> **DIRECTIVE**
Copy every line in which the string "Easter" occurs.

(Stored records)
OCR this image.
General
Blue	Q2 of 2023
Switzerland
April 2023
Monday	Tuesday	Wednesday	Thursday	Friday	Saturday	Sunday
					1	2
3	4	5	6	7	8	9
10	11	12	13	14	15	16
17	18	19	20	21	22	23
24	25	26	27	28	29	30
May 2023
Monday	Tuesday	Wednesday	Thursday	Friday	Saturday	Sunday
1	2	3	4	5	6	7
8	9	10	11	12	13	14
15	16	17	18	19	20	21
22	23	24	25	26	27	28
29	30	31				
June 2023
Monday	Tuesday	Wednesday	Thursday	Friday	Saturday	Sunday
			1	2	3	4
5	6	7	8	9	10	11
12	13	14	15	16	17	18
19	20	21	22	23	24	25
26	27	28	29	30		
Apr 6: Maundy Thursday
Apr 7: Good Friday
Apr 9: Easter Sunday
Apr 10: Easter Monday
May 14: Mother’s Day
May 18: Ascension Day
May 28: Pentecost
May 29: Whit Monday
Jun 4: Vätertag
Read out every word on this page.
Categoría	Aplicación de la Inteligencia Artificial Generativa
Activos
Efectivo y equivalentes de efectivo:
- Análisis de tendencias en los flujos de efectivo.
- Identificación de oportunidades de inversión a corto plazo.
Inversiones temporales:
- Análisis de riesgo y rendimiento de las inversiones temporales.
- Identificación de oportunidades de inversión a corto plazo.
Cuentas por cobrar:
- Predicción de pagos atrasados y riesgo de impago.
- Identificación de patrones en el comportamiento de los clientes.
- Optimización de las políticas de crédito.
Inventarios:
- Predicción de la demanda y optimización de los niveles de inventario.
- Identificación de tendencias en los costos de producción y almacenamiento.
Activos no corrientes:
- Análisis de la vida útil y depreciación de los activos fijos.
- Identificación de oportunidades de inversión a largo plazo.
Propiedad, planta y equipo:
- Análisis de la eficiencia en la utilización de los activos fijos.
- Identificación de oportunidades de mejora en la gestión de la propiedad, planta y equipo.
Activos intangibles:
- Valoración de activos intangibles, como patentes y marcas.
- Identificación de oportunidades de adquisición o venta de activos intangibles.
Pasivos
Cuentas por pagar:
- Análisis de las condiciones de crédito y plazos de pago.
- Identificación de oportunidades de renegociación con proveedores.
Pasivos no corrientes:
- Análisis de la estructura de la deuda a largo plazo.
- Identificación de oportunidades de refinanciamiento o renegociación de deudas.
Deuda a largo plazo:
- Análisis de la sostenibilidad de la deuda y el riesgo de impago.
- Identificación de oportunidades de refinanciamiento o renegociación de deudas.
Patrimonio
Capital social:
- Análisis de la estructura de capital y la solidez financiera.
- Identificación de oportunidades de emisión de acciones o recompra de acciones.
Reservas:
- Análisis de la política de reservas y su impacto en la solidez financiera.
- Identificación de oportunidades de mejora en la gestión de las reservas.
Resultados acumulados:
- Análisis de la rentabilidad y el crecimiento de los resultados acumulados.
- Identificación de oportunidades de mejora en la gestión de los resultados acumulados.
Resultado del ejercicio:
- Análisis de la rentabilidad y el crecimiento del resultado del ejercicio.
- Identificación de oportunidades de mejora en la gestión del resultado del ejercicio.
...
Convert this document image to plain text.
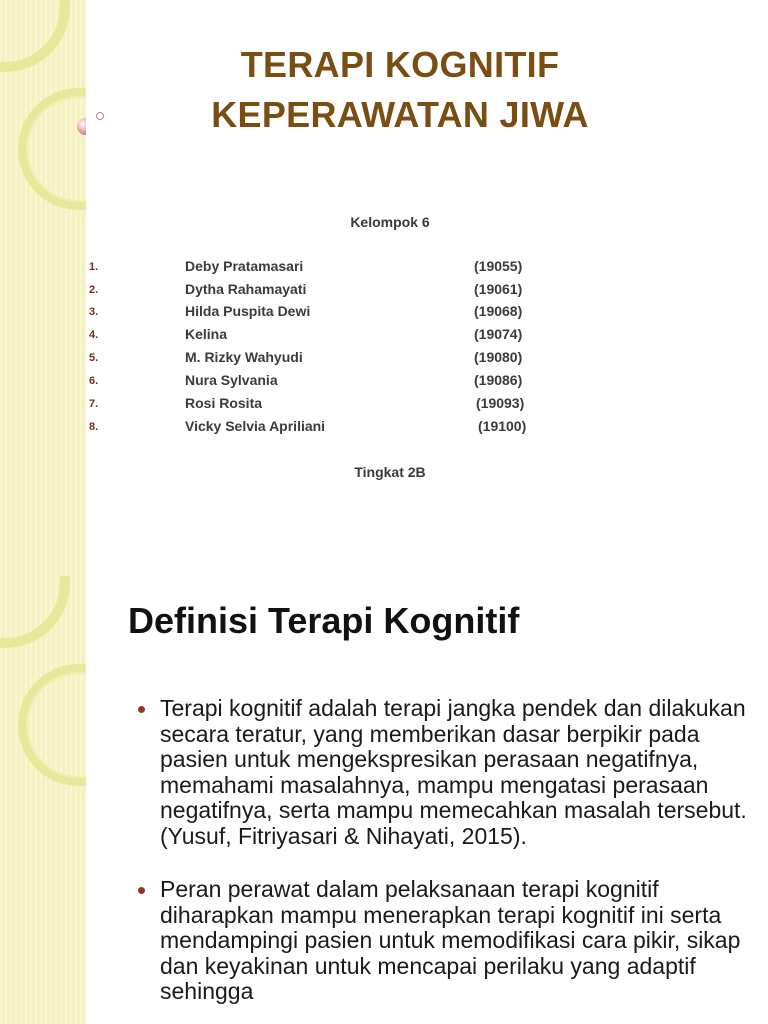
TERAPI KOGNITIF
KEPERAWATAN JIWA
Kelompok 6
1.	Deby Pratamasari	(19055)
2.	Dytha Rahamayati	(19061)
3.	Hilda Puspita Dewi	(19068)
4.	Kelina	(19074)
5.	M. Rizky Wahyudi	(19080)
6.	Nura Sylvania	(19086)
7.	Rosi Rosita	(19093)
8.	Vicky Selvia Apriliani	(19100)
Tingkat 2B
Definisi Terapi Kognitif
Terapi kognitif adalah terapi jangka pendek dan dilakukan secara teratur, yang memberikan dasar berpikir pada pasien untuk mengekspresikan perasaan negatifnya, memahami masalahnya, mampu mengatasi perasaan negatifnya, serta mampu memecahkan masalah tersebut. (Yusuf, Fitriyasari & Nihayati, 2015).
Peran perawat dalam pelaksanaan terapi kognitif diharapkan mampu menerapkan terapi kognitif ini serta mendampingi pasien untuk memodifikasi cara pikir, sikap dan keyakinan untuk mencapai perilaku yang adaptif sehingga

> **SOLUTION FOR THIS PROBLEM**
Apr 9: Easter Sunday
Apr 10: Easter Monday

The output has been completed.